Problem details
Return the number of lines that contain the word "Corrected", and return nothing else.

Data
****************

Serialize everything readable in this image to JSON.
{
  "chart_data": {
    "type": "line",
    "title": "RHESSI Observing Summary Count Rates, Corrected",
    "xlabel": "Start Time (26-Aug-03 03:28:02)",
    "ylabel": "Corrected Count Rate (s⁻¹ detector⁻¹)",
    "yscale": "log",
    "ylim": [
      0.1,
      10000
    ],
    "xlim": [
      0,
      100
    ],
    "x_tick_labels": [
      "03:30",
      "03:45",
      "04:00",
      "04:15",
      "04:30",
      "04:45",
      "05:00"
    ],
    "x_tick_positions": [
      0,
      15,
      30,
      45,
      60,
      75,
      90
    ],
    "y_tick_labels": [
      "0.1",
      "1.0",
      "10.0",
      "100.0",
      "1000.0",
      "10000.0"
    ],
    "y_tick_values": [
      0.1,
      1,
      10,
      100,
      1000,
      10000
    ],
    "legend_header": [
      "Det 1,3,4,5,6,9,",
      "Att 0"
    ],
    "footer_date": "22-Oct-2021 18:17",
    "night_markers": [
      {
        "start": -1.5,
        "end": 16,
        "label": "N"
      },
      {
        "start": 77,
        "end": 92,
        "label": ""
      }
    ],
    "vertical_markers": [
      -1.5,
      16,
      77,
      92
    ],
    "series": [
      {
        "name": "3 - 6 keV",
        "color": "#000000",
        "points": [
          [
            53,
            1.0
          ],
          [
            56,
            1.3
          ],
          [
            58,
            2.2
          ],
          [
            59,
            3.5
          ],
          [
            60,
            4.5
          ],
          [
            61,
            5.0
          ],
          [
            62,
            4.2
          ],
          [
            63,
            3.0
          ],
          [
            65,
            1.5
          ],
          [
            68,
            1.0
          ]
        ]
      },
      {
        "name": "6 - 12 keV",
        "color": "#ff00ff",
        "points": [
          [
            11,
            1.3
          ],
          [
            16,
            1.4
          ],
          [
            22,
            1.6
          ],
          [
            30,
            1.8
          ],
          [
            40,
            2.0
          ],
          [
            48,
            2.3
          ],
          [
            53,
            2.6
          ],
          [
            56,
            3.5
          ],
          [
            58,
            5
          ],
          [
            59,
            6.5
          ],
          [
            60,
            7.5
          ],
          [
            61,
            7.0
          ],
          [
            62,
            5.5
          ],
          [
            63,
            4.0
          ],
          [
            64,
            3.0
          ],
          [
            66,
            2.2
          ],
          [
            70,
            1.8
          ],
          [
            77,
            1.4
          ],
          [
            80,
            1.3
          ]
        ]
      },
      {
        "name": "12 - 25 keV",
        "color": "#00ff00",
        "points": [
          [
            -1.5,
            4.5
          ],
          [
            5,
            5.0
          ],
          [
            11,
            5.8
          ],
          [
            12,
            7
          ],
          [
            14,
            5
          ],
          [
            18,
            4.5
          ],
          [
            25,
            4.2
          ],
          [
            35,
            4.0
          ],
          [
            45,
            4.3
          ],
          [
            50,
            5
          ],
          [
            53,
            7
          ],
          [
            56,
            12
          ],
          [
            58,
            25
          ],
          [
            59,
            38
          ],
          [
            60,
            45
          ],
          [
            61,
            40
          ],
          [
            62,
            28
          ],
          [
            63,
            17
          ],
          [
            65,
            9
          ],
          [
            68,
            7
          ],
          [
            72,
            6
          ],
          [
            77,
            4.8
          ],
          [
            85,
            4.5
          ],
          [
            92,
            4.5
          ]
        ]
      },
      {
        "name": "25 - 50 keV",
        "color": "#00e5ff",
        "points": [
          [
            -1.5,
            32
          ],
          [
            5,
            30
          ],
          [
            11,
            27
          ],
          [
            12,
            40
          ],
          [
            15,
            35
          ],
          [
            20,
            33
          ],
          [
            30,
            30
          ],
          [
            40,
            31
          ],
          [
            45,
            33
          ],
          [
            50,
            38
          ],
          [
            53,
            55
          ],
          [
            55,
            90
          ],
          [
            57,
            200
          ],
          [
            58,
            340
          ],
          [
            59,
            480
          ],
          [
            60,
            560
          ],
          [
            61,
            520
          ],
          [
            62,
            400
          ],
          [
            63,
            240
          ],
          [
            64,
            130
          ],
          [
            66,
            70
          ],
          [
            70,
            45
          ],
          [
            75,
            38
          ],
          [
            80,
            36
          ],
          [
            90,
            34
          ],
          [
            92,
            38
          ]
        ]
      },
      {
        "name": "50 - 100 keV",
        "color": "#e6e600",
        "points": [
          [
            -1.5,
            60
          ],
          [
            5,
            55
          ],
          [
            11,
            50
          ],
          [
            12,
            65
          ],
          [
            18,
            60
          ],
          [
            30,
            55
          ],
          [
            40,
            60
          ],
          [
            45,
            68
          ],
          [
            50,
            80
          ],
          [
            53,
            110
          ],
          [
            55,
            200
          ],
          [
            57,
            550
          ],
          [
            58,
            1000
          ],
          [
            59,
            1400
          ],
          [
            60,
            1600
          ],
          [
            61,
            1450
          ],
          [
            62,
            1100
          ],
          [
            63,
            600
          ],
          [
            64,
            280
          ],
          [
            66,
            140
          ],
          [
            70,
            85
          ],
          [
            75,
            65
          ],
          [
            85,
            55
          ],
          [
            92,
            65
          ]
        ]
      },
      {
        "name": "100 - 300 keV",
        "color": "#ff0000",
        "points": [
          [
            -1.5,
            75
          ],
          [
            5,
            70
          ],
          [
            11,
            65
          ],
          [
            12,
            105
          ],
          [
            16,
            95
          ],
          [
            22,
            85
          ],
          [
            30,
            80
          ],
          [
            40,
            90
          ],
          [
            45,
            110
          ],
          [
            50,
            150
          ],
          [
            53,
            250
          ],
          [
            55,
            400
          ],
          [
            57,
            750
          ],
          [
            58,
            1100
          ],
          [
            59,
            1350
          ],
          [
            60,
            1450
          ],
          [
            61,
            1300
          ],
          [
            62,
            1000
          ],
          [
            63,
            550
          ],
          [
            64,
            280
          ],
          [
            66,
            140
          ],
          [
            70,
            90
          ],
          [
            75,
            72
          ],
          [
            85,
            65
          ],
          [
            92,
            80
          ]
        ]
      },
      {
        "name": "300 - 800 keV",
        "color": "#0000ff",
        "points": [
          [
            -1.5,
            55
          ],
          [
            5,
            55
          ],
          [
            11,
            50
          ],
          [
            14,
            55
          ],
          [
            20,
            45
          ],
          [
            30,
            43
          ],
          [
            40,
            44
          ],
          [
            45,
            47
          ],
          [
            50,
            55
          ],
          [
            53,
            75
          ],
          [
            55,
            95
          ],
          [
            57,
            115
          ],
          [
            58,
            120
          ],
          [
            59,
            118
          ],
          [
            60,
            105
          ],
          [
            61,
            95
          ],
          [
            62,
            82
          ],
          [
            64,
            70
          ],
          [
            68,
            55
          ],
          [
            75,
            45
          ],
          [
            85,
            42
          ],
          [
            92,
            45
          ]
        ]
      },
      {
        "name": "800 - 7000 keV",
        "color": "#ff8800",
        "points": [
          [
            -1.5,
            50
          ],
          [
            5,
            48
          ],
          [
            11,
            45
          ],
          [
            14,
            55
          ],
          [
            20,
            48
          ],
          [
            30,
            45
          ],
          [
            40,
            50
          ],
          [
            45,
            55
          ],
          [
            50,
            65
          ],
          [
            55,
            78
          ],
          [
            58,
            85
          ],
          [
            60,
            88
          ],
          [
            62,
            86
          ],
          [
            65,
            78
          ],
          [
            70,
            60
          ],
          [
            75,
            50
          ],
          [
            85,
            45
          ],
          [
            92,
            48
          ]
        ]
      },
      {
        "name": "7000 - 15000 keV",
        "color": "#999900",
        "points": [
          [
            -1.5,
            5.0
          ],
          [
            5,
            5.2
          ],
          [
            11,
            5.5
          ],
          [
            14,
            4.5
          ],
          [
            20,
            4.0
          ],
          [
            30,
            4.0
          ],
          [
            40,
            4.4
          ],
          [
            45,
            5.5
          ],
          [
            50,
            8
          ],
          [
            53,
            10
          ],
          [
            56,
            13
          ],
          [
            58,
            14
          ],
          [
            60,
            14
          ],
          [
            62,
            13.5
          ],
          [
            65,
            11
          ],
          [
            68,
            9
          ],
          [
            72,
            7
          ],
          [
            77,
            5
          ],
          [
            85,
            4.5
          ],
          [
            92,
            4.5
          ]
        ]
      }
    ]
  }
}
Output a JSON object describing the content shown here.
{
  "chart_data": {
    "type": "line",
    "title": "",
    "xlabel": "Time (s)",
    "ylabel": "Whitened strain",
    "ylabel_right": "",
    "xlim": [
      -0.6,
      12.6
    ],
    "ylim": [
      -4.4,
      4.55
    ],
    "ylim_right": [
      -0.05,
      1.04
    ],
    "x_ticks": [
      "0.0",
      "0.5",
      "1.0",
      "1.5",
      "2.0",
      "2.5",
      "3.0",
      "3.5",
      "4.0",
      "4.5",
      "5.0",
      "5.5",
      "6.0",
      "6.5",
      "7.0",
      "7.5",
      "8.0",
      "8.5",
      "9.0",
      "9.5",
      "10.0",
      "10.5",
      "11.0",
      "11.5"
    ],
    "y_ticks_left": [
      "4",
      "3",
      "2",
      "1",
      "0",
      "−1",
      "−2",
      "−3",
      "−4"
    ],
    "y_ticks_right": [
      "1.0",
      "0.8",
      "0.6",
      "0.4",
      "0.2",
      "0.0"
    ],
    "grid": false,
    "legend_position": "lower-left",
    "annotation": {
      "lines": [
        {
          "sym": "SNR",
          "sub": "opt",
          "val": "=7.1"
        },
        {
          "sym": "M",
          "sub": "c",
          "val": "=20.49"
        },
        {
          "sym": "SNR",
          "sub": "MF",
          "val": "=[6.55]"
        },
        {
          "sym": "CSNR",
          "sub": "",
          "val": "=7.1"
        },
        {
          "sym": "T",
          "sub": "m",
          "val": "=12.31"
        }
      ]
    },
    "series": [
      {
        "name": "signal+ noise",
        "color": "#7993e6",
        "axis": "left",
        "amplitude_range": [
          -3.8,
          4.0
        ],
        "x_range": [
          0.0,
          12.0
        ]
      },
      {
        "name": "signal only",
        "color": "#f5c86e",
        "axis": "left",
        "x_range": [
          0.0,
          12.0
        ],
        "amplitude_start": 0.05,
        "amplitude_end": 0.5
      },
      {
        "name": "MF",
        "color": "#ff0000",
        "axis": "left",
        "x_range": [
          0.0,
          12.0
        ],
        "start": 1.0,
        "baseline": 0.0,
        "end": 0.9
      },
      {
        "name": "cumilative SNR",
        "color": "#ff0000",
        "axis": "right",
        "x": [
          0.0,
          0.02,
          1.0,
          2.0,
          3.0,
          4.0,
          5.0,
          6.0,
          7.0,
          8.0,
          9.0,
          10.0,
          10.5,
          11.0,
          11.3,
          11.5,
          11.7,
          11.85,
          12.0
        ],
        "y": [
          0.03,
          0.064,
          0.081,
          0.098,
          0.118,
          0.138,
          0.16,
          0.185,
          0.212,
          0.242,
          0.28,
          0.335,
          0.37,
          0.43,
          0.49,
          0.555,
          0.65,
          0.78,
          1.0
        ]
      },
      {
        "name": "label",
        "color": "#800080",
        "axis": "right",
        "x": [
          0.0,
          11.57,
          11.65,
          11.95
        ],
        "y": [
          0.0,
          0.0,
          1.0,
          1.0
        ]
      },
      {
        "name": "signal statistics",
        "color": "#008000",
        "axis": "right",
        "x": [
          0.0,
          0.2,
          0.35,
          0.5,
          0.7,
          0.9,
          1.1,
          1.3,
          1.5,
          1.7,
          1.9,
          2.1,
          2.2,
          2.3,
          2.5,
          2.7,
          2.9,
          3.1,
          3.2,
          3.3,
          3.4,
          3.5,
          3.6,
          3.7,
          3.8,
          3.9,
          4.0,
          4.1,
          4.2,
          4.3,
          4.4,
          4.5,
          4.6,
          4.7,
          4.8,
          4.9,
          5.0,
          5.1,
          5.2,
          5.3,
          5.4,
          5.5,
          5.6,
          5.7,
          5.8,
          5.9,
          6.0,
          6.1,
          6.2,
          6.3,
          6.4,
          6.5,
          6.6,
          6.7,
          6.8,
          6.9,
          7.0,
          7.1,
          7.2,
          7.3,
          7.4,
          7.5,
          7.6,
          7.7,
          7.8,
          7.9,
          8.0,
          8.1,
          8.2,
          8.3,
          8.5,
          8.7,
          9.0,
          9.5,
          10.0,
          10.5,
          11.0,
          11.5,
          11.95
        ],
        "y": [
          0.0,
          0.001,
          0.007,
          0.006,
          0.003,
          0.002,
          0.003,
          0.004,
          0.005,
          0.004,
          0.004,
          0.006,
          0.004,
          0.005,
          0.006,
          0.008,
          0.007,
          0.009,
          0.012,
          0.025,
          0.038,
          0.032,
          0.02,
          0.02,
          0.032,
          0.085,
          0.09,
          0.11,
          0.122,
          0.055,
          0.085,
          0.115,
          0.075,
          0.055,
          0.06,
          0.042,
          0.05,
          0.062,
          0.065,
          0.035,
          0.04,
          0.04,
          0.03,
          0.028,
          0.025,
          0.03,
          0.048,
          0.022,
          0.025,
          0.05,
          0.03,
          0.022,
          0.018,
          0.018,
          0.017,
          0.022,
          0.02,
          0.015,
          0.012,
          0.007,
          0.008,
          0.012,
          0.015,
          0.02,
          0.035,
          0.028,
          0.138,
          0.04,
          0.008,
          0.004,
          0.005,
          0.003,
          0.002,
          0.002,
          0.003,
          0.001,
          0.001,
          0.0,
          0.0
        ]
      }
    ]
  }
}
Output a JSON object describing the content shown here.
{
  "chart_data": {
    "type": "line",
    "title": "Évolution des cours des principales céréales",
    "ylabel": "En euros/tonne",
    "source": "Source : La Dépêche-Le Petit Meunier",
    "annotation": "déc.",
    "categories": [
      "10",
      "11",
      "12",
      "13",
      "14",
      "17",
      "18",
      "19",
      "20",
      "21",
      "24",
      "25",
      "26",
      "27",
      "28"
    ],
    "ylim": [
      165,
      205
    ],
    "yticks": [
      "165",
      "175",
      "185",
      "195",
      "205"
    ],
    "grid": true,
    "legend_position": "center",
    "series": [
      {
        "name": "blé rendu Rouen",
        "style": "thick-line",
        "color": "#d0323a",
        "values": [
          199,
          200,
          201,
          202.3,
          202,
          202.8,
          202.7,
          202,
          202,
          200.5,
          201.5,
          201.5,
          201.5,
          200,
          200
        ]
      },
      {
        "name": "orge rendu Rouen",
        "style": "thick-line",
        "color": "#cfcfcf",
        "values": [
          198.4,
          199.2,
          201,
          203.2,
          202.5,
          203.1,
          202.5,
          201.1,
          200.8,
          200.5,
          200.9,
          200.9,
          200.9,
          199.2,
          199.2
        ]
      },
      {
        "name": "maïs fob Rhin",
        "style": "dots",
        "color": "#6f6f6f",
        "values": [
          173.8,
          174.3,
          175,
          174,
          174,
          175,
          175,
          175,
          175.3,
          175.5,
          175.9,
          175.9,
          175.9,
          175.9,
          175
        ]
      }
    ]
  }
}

****************

Expected output
2